● **What is asked**: Update the lines starting at "staticText: 团队: [298, 272, 320, 286]" and ending at "staticText: 融合发展 携手同行: [25, 272, 151, 291]" by changing "staticText" to "text" and leaving everything else as is. Return only those lines.

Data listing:
— START —
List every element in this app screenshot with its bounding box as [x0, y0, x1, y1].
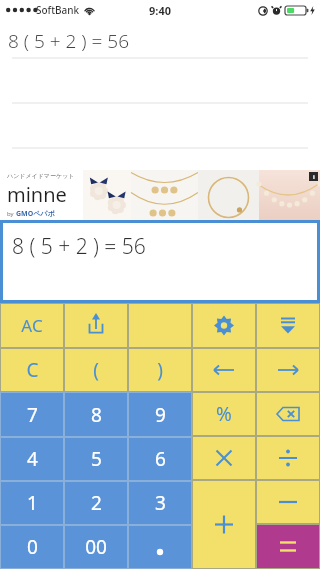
button[interactable]: Plus — [192, 480, 256, 569]
button[interactable]: 7 — [0, 392, 64, 437]
button[interactable]: 1 — [0, 481, 64, 525]
staticText: AC — [21, 314, 43, 337]
button[interactable]: Multiply — [192, 436, 256, 480]
button[interactable] — [128, 303, 192, 348]
button[interactable]: 5 — [64, 437, 128, 481]
staticText: SoftBank — [36, 3, 80, 17]
staticText: 1 — [27, 490, 38, 516]
staticText: i — [313, 173, 315, 181]
button[interactable]: ) — [128, 348, 192, 392]
button[interactable]: 4 — [0, 437, 64, 481]
button[interactable]: 6 — [128, 437, 192, 481]
button[interactable]: Left — [192, 348, 256, 392]
button[interactable]: 00 — [64, 525, 128, 569]
button[interactable]: 8 ( 5 + 2 ) = 56 — [3, 223, 317, 300]
button[interactable]: 2 — [64, 481, 128, 525]
staticText: 9 — [155, 402, 166, 428]
staticText: % — [216, 401, 232, 427]
button[interactable]: Divide — [256, 436, 320, 480]
button[interactable]: Hide keyboard — [256, 303, 320, 348]
button[interactable]: Share — [64, 303, 128, 348]
button[interactable]: AC — [0, 303, 64, 348]
button[interactable]: Right — [256, 348, 320, 392]
staticText: 6 — [155, 446, 166, 472]
button[interactable]: 0 — [0, 525, 64, 569]
button[interactable]: Settings — [192, 303, 256, 348]
button[interactable]: 8 — [64, 392, 128, 437]
button[interactable]: 3 — [128, 481, 192, 525]
staticText: 00 — [85, 534, 107, 560]
staticText: 9:40 — [149, 3, 171, 18]
button[interactable]: ( — [64, 348, 128, 392]
button[interactable]: Equals — [256, 524, 320, 569]
staticText: 3 — [155, 490, 166, 516]
staticText: 8 ( 5 + 2 ) = 56 — [8, 28, 130, 54]
staticText: C — [26, 357, 39, 383]
staticText: ) — [157, 357, 163, 383]
button[interactable]: % — [192, 392, 256, 436]
staticText: by — [7, 210, 16, 218]
button[interactable]: Minus — [256, 480, 320, 524]
staticText: ハンドメイドマーケット — [7, 172, 75, 180]
staticText: 0 — [27, 534, 38, 560]
button[interactable]: Decimal point — [128, 525, 192, 569]
staticText: GMOペパボ — [16, 209, 55, 219]
staticText: minne — [7, 181, 67, 208]
staticText: ( — [93, 357, 99, 383]
button[interactable]: 9 — [128, 392, 192, 437]
staticText: 5 — [91, 446, 102, 472]
staticText: 8 ( 5 + 2 ) = 56 — [12, 232, 146, 261]
staticText: 2 — [91, 490, 102, 516]
staticText: 4 — [27, 446, 38, 472]
staticText: 7 — [27, 402, 38, 428]
button[interactable]: Backspace — [256, 392, 320, 436]
staticText: 8 — [91, 402, 102, 428]
button[interactable]: Advertisement — [0, 170, 320, 220]
button[interactable]: C — [0, 348, 64, 392]
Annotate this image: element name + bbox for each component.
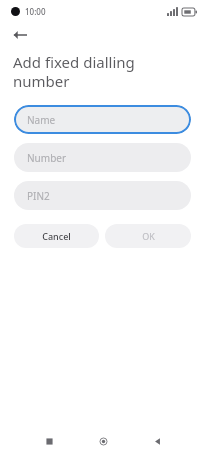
staticText: Cancel xyxy=(42,230,71,242)
staticText: 10:00 xyxy=(25,6,46,17)
button[interactable]: Home xyxy=(91,429,115,453)
staticText: Add fixed dialling number xyxy=(13,52,135,91)
staticText: PIN2 xyxy=(27,189,50,203)
button[interactable]: Back xyxy=(7,22,33,48)
staticText: Name xyxy=(27,113,56,127)
button[interactable]: Recents xyxy=(37,429,61,453)
button[interactable]: PIN2 xyxy=(14,181,191,210)
staticText: OK xyxy=(142,230,155,242)
staticText: Number xyxy=(27,151,67,165)
button[interactable]: Number xyxy=(14,143,191,172)
button[interactable]: Cancel xyxy=(14,224,99,248)
button[interactable]: OK xyxy=(105,224,191,248)
button[interactable]: Name xyxy=(14,105,191,134)
button[interactable]: Back xyxy=(145,429,169,453)
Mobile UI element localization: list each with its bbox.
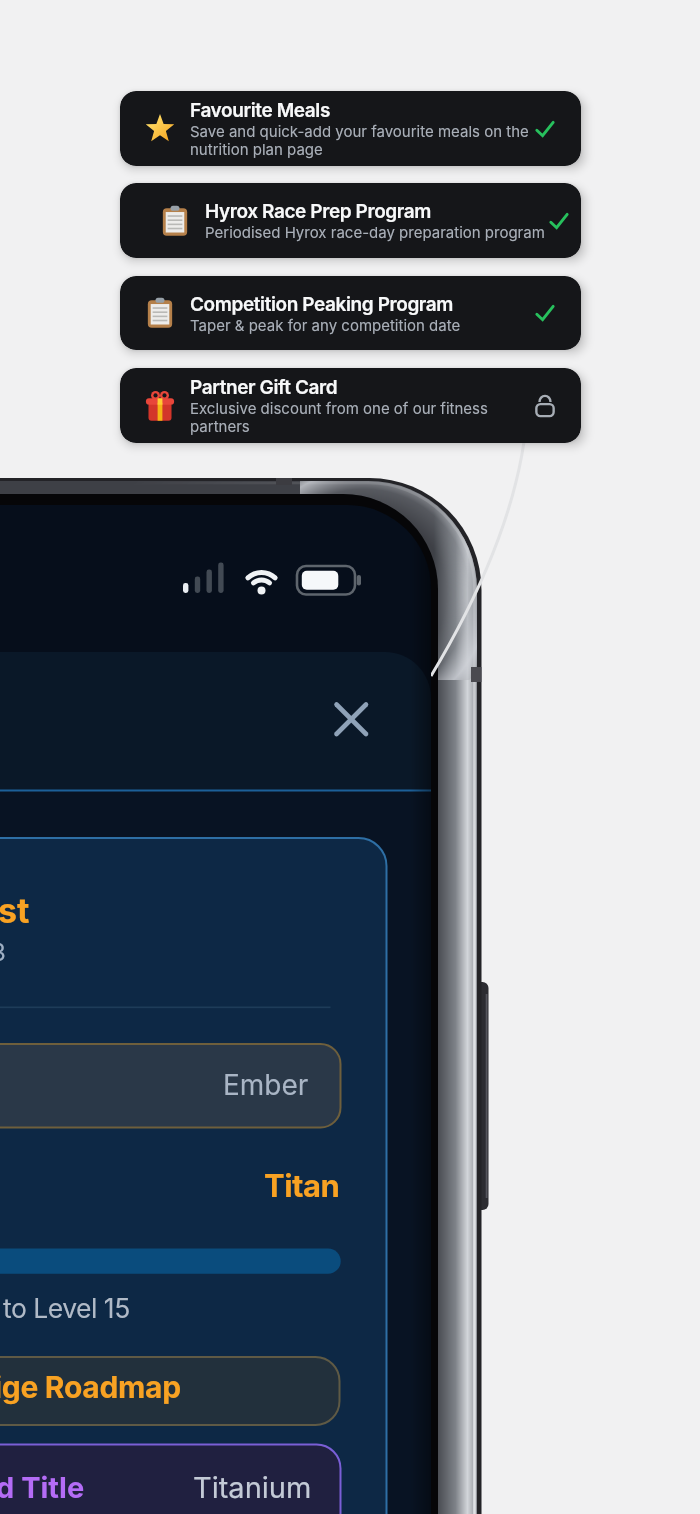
- button[interactable]: Competition Peaking Program: [120, 276, 581, 350]
- button[interactable]: Partner Gift Card: [120, 368, 581, 443]
- staticText: Favourite Meals: [190, 99, 330, 122]
- button[interactable]: Hyrox Race Prep Program: [120, 183, 581, 258]
- staticText: st: [0, 890, 30, 931]
- staticText: ige Roadmap: [0, 1369, 181, 1405]
- staticText: Hyrox Race Prep Program: [205, 200, 431, 223]
- staticText: Competition Peaking Program: [190, 293, 454, 316]
- staticText: Exclusive discount from one of our fitne…: [190, 399, 488, 436]
- button[interactable]: [329, 697, 373, 741]
- button[interactable]: [0, 1444, 341, 1514]
- staticText: 3: [0, 938, 6, 967]
- staticText: Ember: [223, 1068, 309, 1102]
- staticText: Titanium: [193, 1470, 312, 1505]
- staticText: d Title: [0, 1470, 85, 1505]
- button[interactable]: [0, 1357, 340, 1425]
- button[interactable]: Favourite Meals: [120, 91, 581, 166]
- button[interactable]: [0, 1044, 341, 1128]
- staticText: Periodised Hyrox race-day preparation pr…: [205, 223, 545, 241]
- staticText: Taper & peak for any competition date: [190, 316, 461, 334]
- staticText: Save and quick-add your favourite meals …: [190, 122, 529, 159]
- staticText: to Level 15: [3, 1292, 130, 1324]
- staticText: Partner Gift Card: [190, 376, 338, 399]
- staticText: Titan: [264, 1167, 340, 1205]
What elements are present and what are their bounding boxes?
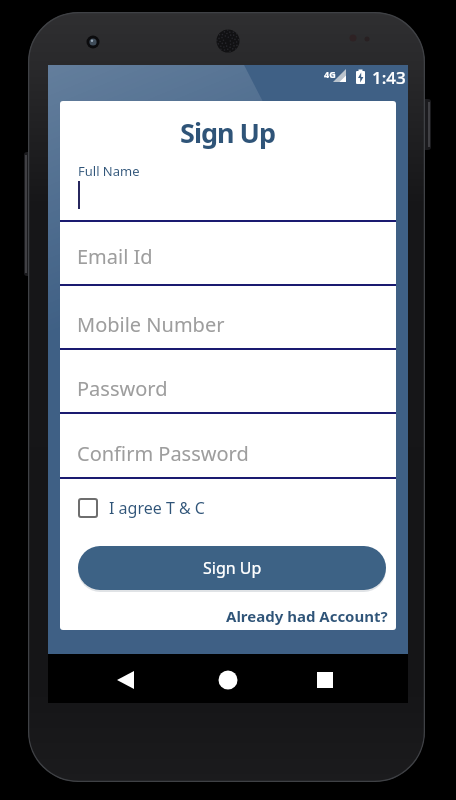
button[interactable]: Mobile Number bbox=[60, 286, 396, 348]
staticText: Email Id bbox=[77, 243, 153, 269]
button[interactable]: Already had Account? bbox=[226, 606, 388, 626]
staticText: 4G bbox=[324, 68, 336, 80]
button[interactable]: Sign Up bbox=[78, 546, 386, 590]
button[interactable]: Confirm Password bbox=[60, 414, 396, 477]
button[interactable] bbox=[288, 654, 408, 703]
staticText: Sign Up bbox=[180, 114, 276, 151]
button[interactable] bbox=[60, 156, 396, 220]
staticText: Password bbox=[77, 375, 168, 401]
button[interactable]: Password bbox=[60, 350, 396, 412]
button[interactable]: Email Id bbox=[60, 222, 396, 284]
button[interactable] bbox=[168, 654, 288, 703]
staticText: Confirm Password bbox=[77, 440, 249, 466]
button[interactable] bbox=[48, 654, 168, 703]
staticText: I agree T & C bbox=[109, 497, 205, 519]
staticText: Full Name bbox=[78, 162, 140, 180]
staticText: Mobile Number bbox=[77, 311, 225, 337]
staticText: 1:43 bbox=[372, 66, 406, 89]
button[interactable]: I agree T & C bbox=[78, 491, 396, 525]
staticText: Sign Up bbox=[203, 557, 262, 579]
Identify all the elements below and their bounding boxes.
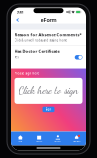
staticText: Calendar	[36, 140, 43, 142]
staticText: Please sign here	[14, 72, 40, 75]
button[interactable]: Directory	[48, 132, 67, 146]
staticText: Sign	[46, 108, 52, 111]
staticText: Yes	[14, 56, 18, 59]
button[interactable]: Back	[11, 16, 22, 24]
staticText: Notifications	[73, 140, 81, 142]
staticText: Click here to sign	[18, 85, 78, 97]
staticText: Home	[18, 140, 22, 142]
staticText: Reason for Absence Comments*	[14, 32, 82, 37]
button[interactable]: Home	[11, 132, 30, 146]
staticText: Click & unwell today and staying home	[14, 39, 68, 42]
staticText: 9:41	[16, 9, 24, 15]
button[interactable]: Has doctor certificate	[75, 55, 82, 60]
staticText: Has Doctor Certificate	[14, 49, 60, 54]
button[interactable]: Sign	[42, 107, 54, 112]
staticText: eForm	[40, 16, 56, 24]
button[interactable]: Calendar	[30, 132, 49, 146]
button[interactable]: Notifications	[67, 132, 86, 146]
staticText: Directory	[54, 140, 61, 142]
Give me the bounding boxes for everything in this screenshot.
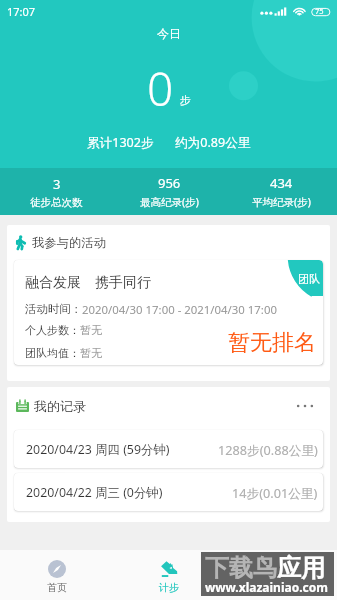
staticText: 团队: [298, 272, 320, 286]
staticText: 2020/04/30 17:00 - 2021/04/30 17:00: [82, 302, 277, 318]
staticText: 我参与的活动: [32, 235, 106, 250]
staticText: 步: [180, 93, 191, 107]
staticText: 融合发展 携手同行: [25, 272, 151, 291]
staticText: 团队均值：: [25, 346, 80, 360]
staticText: 434: [270, 174, 293, 192]
button[interactable]: 2020/04/23 周四 (59分钟): [14, 430, 323, 468]
staticText: 个人步数：: [25, 323, 80, 337]
staticText: 1288步(0.88公里): [218, 441, 318, 458]
staticText: 75: [315, 6, 324, 16]
staticText: 2020/04/22 周三 (0分钟): [26, 484, 163, 501]
button[interactable]: 首页: [0, 550, 113, 600]
button[interactable]: More options: [294, 395, 316, 417]
staticText: 14步(0.01公里): [232, 484, 318, 501]
button[interactable]: 计步: [113, 550, 225, 600]
staticText: 我的: [271, 581, 291, 594]
staticText: 我的记录: [34, 398, 86, 414]
button[interactable]: 融合发展 携手同行: [14, 260, 323, 365]
staticText: 暂无排名: [228, 329, 316, 357]
button[interactable]: 2020/04/22 周三 (0分钟): [14, 473, 323, 511]
staticText: 2020/04/23 周四 (59分钟): [26, 441, 170, 458]
staticText: 活动时间：: [25, 302, 82, 316]
staticText: 平均纪录(步): [252, 195, 311, 209]
staticText: www.xlazainiao.com: [205, 579, 328, 595]
staticText: 暂无: [80, 346, 102, 360]
button[interactable]: 我的: [225, 550, 337, 600]
staticText: 今日: [157, 26, 181, 41]
staticText: 徒步总次数: [30, 196, 83, 209]
staticText: 累计1302步: [87, 134, 154, 151]
staticText: 下载鸟: [205, 553, 277, 583]
staticText: 计步: [159, 581, 179, 594]
staticText: 约为0.89公里: [175, 134, 251, 151]
staticText: 暂无: [80, 323, 102, 337]
staticText: 最高纪录(步): [140, 195, 199, 209]
staticText: 首页: [47, 581, 67, 594]
staticText: 应用: [277, 553, 325, 583]
staticText: 17:07: [7, 4, 36, 19]
staticText: 956: [158, 174, 181, 192]
staticText: 0: [147, 57, 174, 120]
staticText: 3: [53, 175, 61, 193]
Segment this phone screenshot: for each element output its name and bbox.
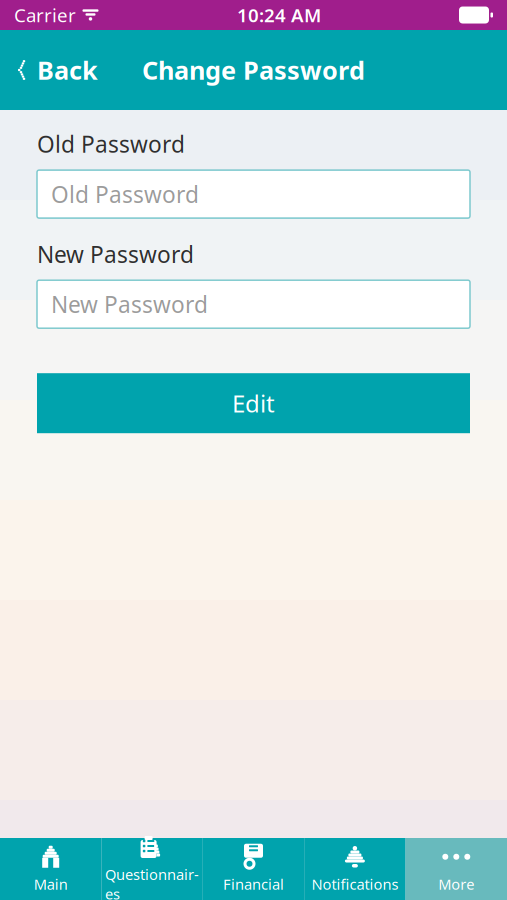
staticText: Old Password [37,129,185,159]
button[interactable]: Questionnaires [101,838,203,900]
button[interactable]: Notifications [304,838,406,900]
staticText: Notifications [311,874,398,894]
staticText: Edit [232,387,275,419]
staticText: Old Password [51,179,199,209]
staticText: Questionnaires [105,864,199,900]
button[interactable]: Financial [203,838,304,900]
staticText: Financial [223,874,284,894]
button[interactable]: Back [0,39,116,101]
staticText: More [438,874,474,894]
staticText: Main [34,874,68,894]
button[interactable]: Main [0,838,101,900]
button[interactable]: More [406,838,507,900]
staticText: New Password [51,289,208,319]
staticText: 10:24 AM [237,3,321,27]
staticText: New Password [37,239,194,269]
button[interactable]: Edit [37,373,470,433]
staticText: Carrier [14,3,76,27]
staticText: Change Password [142,53,365,87]
staticText: Back [37,53,98,87]
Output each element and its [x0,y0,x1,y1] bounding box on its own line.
— END —
● **Written response**:
text: 团队: [298, 272, 320, 286]
text: 2020/04/30 17:00 - 2021/04/30 17:00: [82, 302, 277, 318]
text: 我参与的活动: [32, 235, 106, 250]
text: 步: [180, 93, 191, 107]
text: 融合发展 携手同行: [25, 272, 151, 291]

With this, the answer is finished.